What you will do: Reproduce the following rows verbatim, leaving out the pictures.

Stored dataset items:
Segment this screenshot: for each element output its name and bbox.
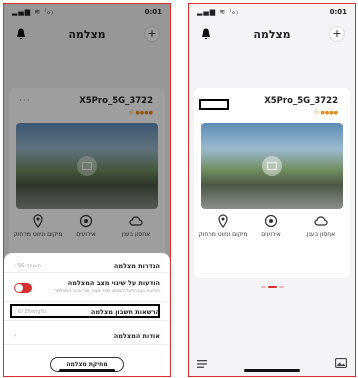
row-status-notifications: הודעות על שינוי מצב המצלמה הודעות כגון ה…: [4, 274, 170, 302]
row-value: ‹ 5G משותף: [14, 263, 42, 269]
phone-screen-settings: ▂▄▆ ≋ ⁽ₒ₎ 0:01 מצלמה + ··· X5Pro_5G_3722…: [3, 3, 171, 377]
menu-icon[interactable]: [197, 360, 207, 368]
add-camera-button[interactable]: +: [329, 26, 345, 42]
row-title: הגדרות מצלמה: [113, 262, 160, 270]
action-label: מיקום וניווט מרחוק: [198, 231, 248, 238]
phone-screen-camera: ▂▄▆ ≋ ⁽ₒ₎ 0:01 מצלמה + ··· X5Pro_5G_3722…: [188, 3, 356, 377]
home-indicator[interactable]: [59, 369, 115, 372]
signal-wifi-icon: ▂▄▆ ≋ ⁽ₒ₎: [197, 8, 239, 16]
status-bar: ▂▄▆ ≋ ⁽ₒ₎ 0:01: [189, 4, 355, 20]
cloud-icon: [314, 216, 328, 226]
row-title: הודעות על שינוי מצב המצלמה: [67, 279, 160, 287]
row-about-camera[interactable]: › אודות המצלמה: [4, 327, 170, 345]
app-header: מצלמה +: [189, 20, 355, 50]
more-icon[interactable]: ···: [204, 97, 216, 106]
camera-actions: מיקום וניווט מרחוק אירועים אחסון בענן: [194, 214, 350, 254]
row-camera-settings[interactable]: ‹ 5G משותף הגדרות מצלמה: [4, 257, 170, 273]
row-account-permissions[interactable]: ‹ ID ZhengYu הרשאות חשבון מצלמה: [4, 303, 170, 321]
row-title: הרשאות חשבון מצלמה: [90, 308, 160, 316]
row-value: ‹ ID ZhengYu: [14, 309, 47, 315]
camera-preview[interactable]: [201, 123, 343, 209]
page-indicator: [189, 286, 355, 288]
camera-card[interactable]: ··· X5Pro_5G_3722 ⓪ ●●●● מיקום וניווט מר…: [194, 88, 350, 278]
action-remote-location[interactable]: מיקום וניווט מרחוק: [198, 214, 248, 238]
location-pin-icon: [218, 214, 228, 228]
home-indicator[interactable]: [244, 369, 300, 372]
camera-status: ⓪ ●●●●: [313, 110, 338, 116]
notifications-toggle[interactable]: [14, 283, 32, 293]
status-time: 0:01: [329, 8, 347, 16]
action-cloud-storage[interactable]: אחסון בענן: [296, 214, 346, 238]
events-icon: [264, 214, 278, 228]
row-title: אודות המצלמה: [113, 332, 160, 340]
chevron-icon: ›: [14, 332, 17, 339]
camera-model: X5Pro_5G_3722: [264, 96, 338, 106]
video-camera-icon[interactable]: [262, 156, 282, 176]
settings-sheet: ‹ 5G משותף הגדרות מצלמה הודעות על שינוי …: [4, 253, 170, 376]
gallery-icon[interactable]: [335, 358, 347, 368]
row-subtitle: הודעות כגון הפעלה/כיבוי, שינוי מצב, וכו'…: [53, 289, 160, 294]
action-label: אירועים: [261, 231, 281, 238]
action-events[interactable]: אירועים: [246, 214, 296, 238]
action-label: אחסון בענן: [306, 231, 336, 238]
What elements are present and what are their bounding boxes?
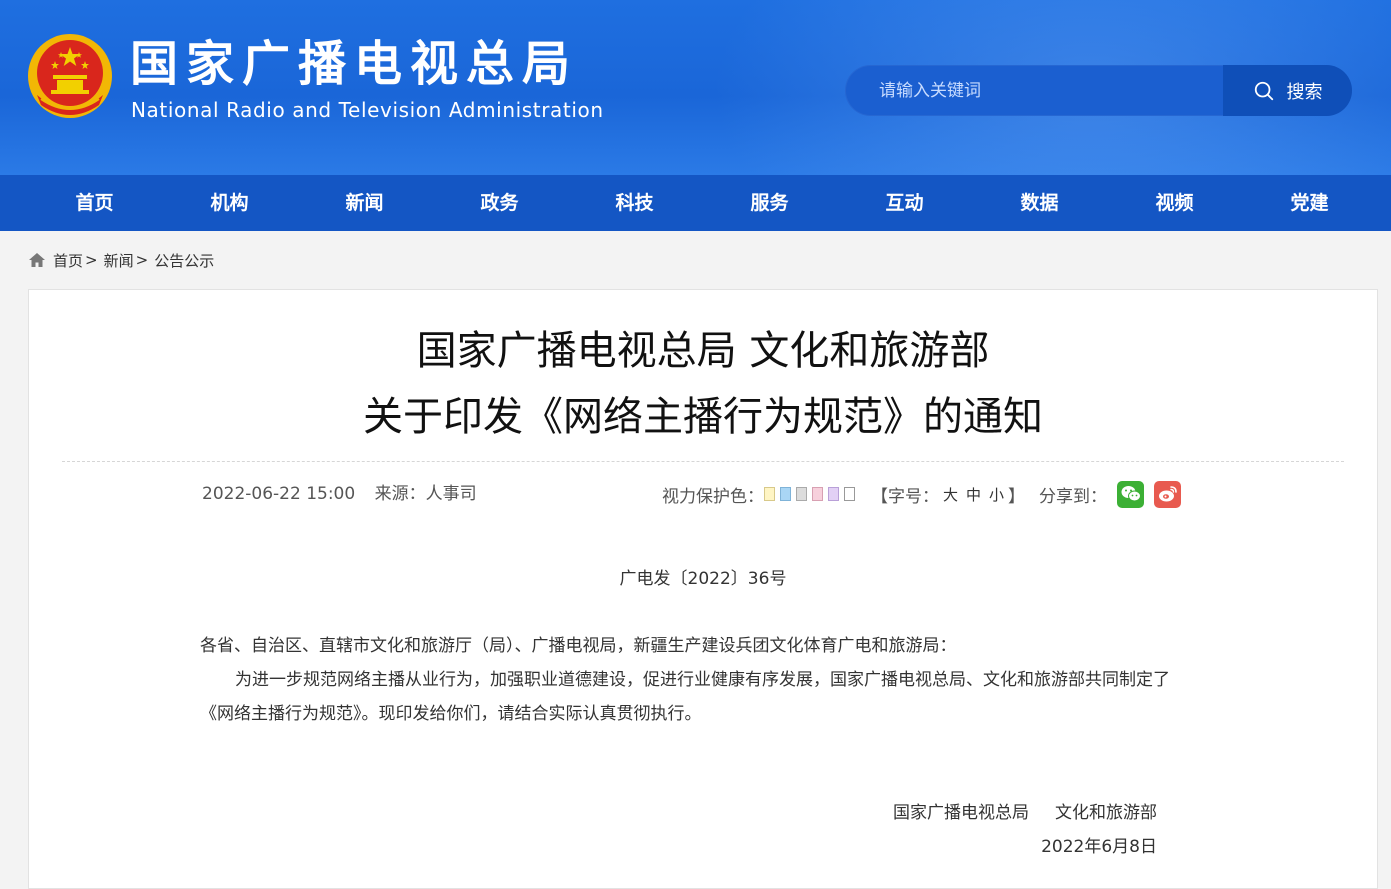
search-icon [1254, 81, 1273, 100]
eye-care-swatch-pink[interactable] [812, 487, 823, 501]
share-weibo-button[interactable] [1154, 480, 1182, 508]
eye-care-swatch-blue[interactable] [780, 487, 791, 501]
eye-care-swatch-yellow[interactable] [764, 487, 775, 501]
sign-date: 2022年6月8日 [1041, 837, 1157, 857]
breadcrumb-separator: > [85, 251, 98, 269]
site-subtitle: National Radio and Television Administra… [131, 98, 604, 122]
weibo-icon [1158, 486, 1177, 502]
nav-item-interaction[interactable]: 互动 [837, 175, 972, 231]
signer-mct: 文化和旅游部 [1055, 803, 1157, 823]
breadcrumb-separator: > [135, 251, 149, 269]
article-datetime: 2022-06-22 15:00 [202, 484, 356, 504]
national-emblem-icon[interactable] [27, 33, 113, 119]
search-input[interactable] [845, 65, 1223, 116]
article-signature: 国家广播电视总局 文化和旅游部 2022年6月8日 [893, 796, 1157, 864]
article-title-line1: 国家广播电视总局 文化和旅游部 [416, 328, 990, 374]
breadcrumb: 首页 > 新闻 > 公告公示 [0, 231, 1391, 289]
eye-care-swatch-purple[interactable] [828, 487, 839, 501]
share-label: 分享到： [1039, 486, 1108, 507]
search-button-label: 搜索 [1286, 81, 1323, 103]
nav-item-data[interactable]: 数据 [972, 175, 1107, 231]
title-divider [62, 461, 1344, 462]
site-header: 国家广播电视总局 National Radio and Television A… [0, 0, 1391, 175]
signer-nrta: 国家广播电视总局 [893, 803, 1029, 823]
font-size-label-close: 】 [1008, 486, 1026, 507]
nav-item-organization[interactable]: 机构 [162, 175, 297, 231]
article-salutation: 各省、自治区、直辖市文化和旅游厅（局）、广播电视局，新疆生产建设兵团文化体育广电… [200, 636, 957, 656]
font-size-large[interactable]: 大 [943, 484, 958, 505]
article-tools: 视力保护色： 【字号： 大 中 小 】 分享到： [662, 480, 1182, 508]
site-title[interactable]: 国家广播电视总局 [130, 36, 578, 92]
nav-item-party-building[interactable]: 党建 [1242, 175, 1377, 231]
nav-item-services[interactable]: 服务 [702, 175, 837, 231]
breadcrumb-news-link[interactable]: 新闻 [104, 250, 134, 271]
article-panel: 国家广播电视总局 文化和旅游部 关于印发《网络主播行为规范》的通知 2022-0… [28, 289, 1378, 889]
breadcrumb-home-link[interactable]: 首页 [53, 250, 83, 271]
article-body: 各省、自治区、直辖市文化和旅游厅（局）、广播电视局，新疆生产建设兵团文化体育广电… [200, 629, 1200, 731]
breadcrumb-current-link[interactable]: 公告公示 [154, 250, 214, 271]
home-icon [29, 253, 45, 267]
article-title-line2: 关于印发《网络主播行为规范》的通知 [363, 394, 1043, 440]
article-source: 来源：人事司 [374, 484, 477, 504]
article-meta: 2022-06-22 15:00 来源：人事司 [202, 482, 491, 506]
document-number: 广电发〔2022〕36号 [619, 569, 787, 589]
eye-care-swatch-gray[interactable] [796, 487, 807, 501]
wechat-icon [1121, 486, 1141, 502]
eye-care-swatch-white[interactable] [844, 487, 855, 501]
eye-care-label: 视力保护色： [662, 486, 764, 507]
article-title: 国家广播电视总局 文化和旅游部 关于印发《网络主播行为规范》的通知 [29, 318, 1377, 450]
main-nav: 首页 机构 新闻 政务 科技 服务 互动 数据 视频 党建 [0, 175, 1391, 231]
font-size-small[interactable]: 小 [989, 484, 1004, 505]
share-wechat-button[interactable] [1117, 480, 1145, 508]
nav-item-home[interactable]: 首页 [27, 175, 162, 231]
font-size-medium[interactable]: 中 [966, 484, 981, 505]
nav-item-news[interactable]: 新闻 [297, 175, 432, 231]
font-size-label: 【字号： [871, 486, 939, 507]
article-paragraph: 为进一步规范网络主播从业行为，加强职业道德建设，促进行业健康有序发展，国家广播电… [200, 670, 1170, 724]
search-button[interactable]: 搜索 [1223, 65, 1352, 116]
nav-item-video[interactable]: 视频 [1107, 175, 1242, 231]
nav-item-government-affairs[interactable]: 政务 [432, 175, 567, 231]
nav-item-technology[interactable]: 科技 [567, 175, 702, 231]
search-bar: 搜索 [845, 65, 1352, 116]
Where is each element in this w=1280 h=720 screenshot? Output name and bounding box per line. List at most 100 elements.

Finished answer:
Segment this screenshot: for each element output its name and bbox.
row-status-notifications: הודעות על שינוי מצב המצלמה הודעות כגון ה…: [4, 274, 170, 302]
row-value: ‹ 5G משותף: [14, 263, 42, 269]
phone-screen-settings: ▂▄▆ ≋ ⁽ₒ₎ 0:01 מצלמה + ··· X5Pro_5G_3722…: [3, 3, 171, 377]
menu-icon[interactable]: [197, 360, 207, 368]
add-camera-button[interactable]: +: [329, 26, 345, 42]
row-title: הגדרות מצלמה: [113, 262, 160, 270]
action-label: מיקום וניווט מרחוק: [198, 231, 248, 238]
phone-screen-camera: ▂▄▆ ≋ ⁽ₒ₎ 0:01 מצלמה + ··· X5Pro_5G_3722…: [188, 3, 356, 377]
home-indicator[interactable]: [59, 369, 115, 372]
signal-wifi-icon: ▂▄▆ ≋ ⁽ₒ₎: [197, 8, 239, 16]
status-bar: ▂▄▆ ≋ ⁽ₒ₎ 0:01: [189, 4, 355, 20]
cloud-icon: [314, 216, 328, 226]
row-title: הודעות על שינוי מצב המצלמה: [67, 279, 160, 287]
row-about-camera[interactable]: › אודות המצלמה: [4, 327, 170, 345]
app-header: מצלמה +: [189, 20, 355, 50]
more-icon[interactable]: ···: [204, 97, 216, 106]
camera-actions: מיקום וניווט מרחוק אירועים אחסון בענן: [194, 214, 350, 254]
row-camera-settings[interactable]: ‹ 5G משותף הגדרות מצלמה: [4, 257, 170, 273]
row-account-permissions[interactable]: ‹ ID ZhengYu הרשאות חשבון מצלמה: [4, 303, 170, 321]
row-title: הרשאות חשבון מצלמה: [90, 308, 160, 316]
row-value: ‹ ID ZhengYu: [14, 309, 47, 315]
camera-preview[interactable]: [201, 123, 343, 209]
page-indicator: [189, 286, 355, 288]
camera-card[interactable]: ··· X5Pro_5G_3722 ⓪ ●●●● מיקום וניווט מר…: [194, 88, 350, 278]
action-remote-location[interactable]: מיקום וניווט מרחוק: [198, 214, 248, 238]
location-pin-icon: [218, 214, 228, 228]
home-indicator[interactable]: [244, 369, 300, 372]
camera-status: ⓪ ●●●●: [313, 110, 338, 116]
notifications-toggle[interactable]: [14, 283, 32, 293]
status-time: 0:01: [329, 8, 347, 16]
action-cloud-storage[interactable]: אחסון בענן: [296, 214, 346, 238]
events-icon: [264, 214, 278, 228]
row-title: אודות המצלמה: [113, 332, 160, 340]
chevron-icon: ›: [14, 332, 17, 339]
camera-model: X5Pro_5G_3722: [264, 96, 338, 106]
video-camera-icon[interactable]: [262, 156, 282, 176]
settings-sheet: ‹ 5G משותף הגדרות מצלמה הודעות על שינוי …: [4, 253, 170, 376]
gallery-icon[interactable]: [335, 358, 347, 368]
row-subtitle: הודעות כגון הפעלה/כיבוי, שינוי מצב, וכו'…: [53, 289, 160, 294]
action-label: אירועים: [261, 231, 281, 238]
action-events[interactable]: אירועים: [246, 214, 296, 238]
action-label: אחסון בענן: [306, 231, 336, 238]
What elements are present and what are their bounding boxes?
search-icon [1254, 81, 1273, 100]
eye-care-swatch-pink[interactable] [812, 487, 823, 501]
share-weibo-button[interactable] [1154, 480, 1182, 508]
eye-care-swatch-blue[interactable] [780, 487, 791, 501]
eye-care-swatch-yellow[interactable] [764, 487, 775, 501]
sign-date: 2022年6月8日 [1041, 837, 1157, 857]
breadcrumb-separator: > [85, 251, 98, 269]
site-subtitle: National Radio and Television Administra… [131, 98, 604, 122]
weibo-icon [1158, 486, 1177, 502]
nav-item-interaction[interactable]: 互动 [837, 175, 972, 231]
signer-mct: 文化和旅游部 [1055, 803, 1157, 823]
breadcrumb-separator: > [135, 251, 149, 269]
article-datetime: 2022-06-22 15:00 [202, 484, 356, 504]
national-emblem-icon[interactable] [27, 33, 113, 119]
search-input[interactable] [845, 65, 1223, 116]
article-signature: 国家广播电视总局 文化和旅游部 2022年6月8日 [893, 796, 1157, 864]
article-title-line1: 国家广播电视总局 文化和旅游部 [416, 328, 990, 374]
breadcrumb: 首页 > 新闻 > 公告公示 [0, 231, 1391, 289]
eye-care-swatch-purple[interactable] [828, 487, 839, 501]
share-label: 分享到： [1039, 486, 1108, 507]
search-button-label: 搜索 [1286, 81, 1323, 103]
nav-item-data[interactable]: 数据 [972, 175, 1107, 231]
title-divider [62, 461, 1344, 462]
site-header: 国家广播电视总局 National Radio and Television A… [0, 0, 1391, 175]
signer-nrta: 国家广播电视总局 [893, 803, 1029, 823]
font-size-label-close: 】 [1008, 486, 1026, 507]
nav-item-organization[interactable]: 机构 [162, 175, 297, 231]
article-salutation: 各省、自治区、直辖市文化和旅游厅（局）、广播电视局，新疆生产建设兵团文化体育广电… [200, 636, 957, 656]
font-size-large[interactable]: 大 [943, 484, 958, 505]
article-tools: 视力保护色： 【字号： 大 中 小 】 分享到： [662, 480, 1182, 508]
site-title[interactable]: 国家广播电视总局 [130, 36, 578, 92]
nav-item-party-building[interactable]: 党建 [1242, 175, 1377, 231]
nav-item-services[interactable]: 服务 [702, 175, 837, 231]
breadcrumb-news-link[interactable]: 新闻 [104, 250, 134, 271]
article-panel: 国家广播电视总局 文化和旅游部 关于印发《网络主播行为规范》的通知 2022-0… [28, 289, 1378, 889]
breadcrumb-home-link[interactable]: 首页 [53, 250, 83, 271]
article-body: 各省、自治区、直辖市文化和旅游厅（局）、广播电视局，新疆生产建设兵团文化体育广电… [200, 629, 1200, 731]
breadcrumb-current-link[interactable]: 公告公示 [154, 250, 214, 271]
home-icon [29, 253, 45, 267]
article-title-line2: 关于印发《网络主播行为规范》的通知 [363, 394, 1043, 440]
article-source: 来源：人事司 [374, 484, 477, 504]
article-meta: 2022-06-22 15:00 来源：人事司 [202, 482, 491, 506]
document-number: 广电发〔2022〕36号 [619, 569, 787, 589]
eye-care-swatch-gray[interactable] [796, 487, 807, 501]
wechat-icon [1121, 486, 1141, 502]
eye-care-swatch-white[interactable] [844, 487, 855, 501]
eye-care-label: 视力保护色： [662, 486, 764, 507]
article-title: 国家广播电视总局 文化和旅游部 关于印发《网络主播行为规范》的通知 [29, 318, 1377, 450]
main-nav: 首页 机构 新闻 政务 科技 服务 互动 数据 视频 党建 [0, 175, 1391, 231]
font-size-small[interactable]: 小 [989, 484, 1004, 505]
share-wechat-button[interactable] [1117, 480, 1145, 508]
nav-item-home[interactable]: 首页 [27, 175, 162, 231]
font-size-medium[interactable]: 中 [966, 484, 981, 505]
nav-item-news[interactable]: 新闻 [297, 175, 432, 231]
font-size-label: 【字号： [871, 486, 939, 507]
article-paragraph: 为进一步规范网络主播从业行为，加强职业道德建设，促进行业健康有序发展，国家广播电… [200, 670, 1170, 724]
search-button[interactable]: 搜索 [1223, 65, 1352, 116]
nav-item-video[interactable]: 视频 [1107, 175, 1242, 231]
nav-item-government-affairs[interactable]: 政务 [432, 175, 567, 231]
nav-item-technology[interactable]: 科技 [567, 175, 702, 231]
search-bar: 搜索 [845, 65, 1352, 116]
Where is each element in this w=1280 h=720 screenshot? Output name and bounding box per line. List at most 100 elements.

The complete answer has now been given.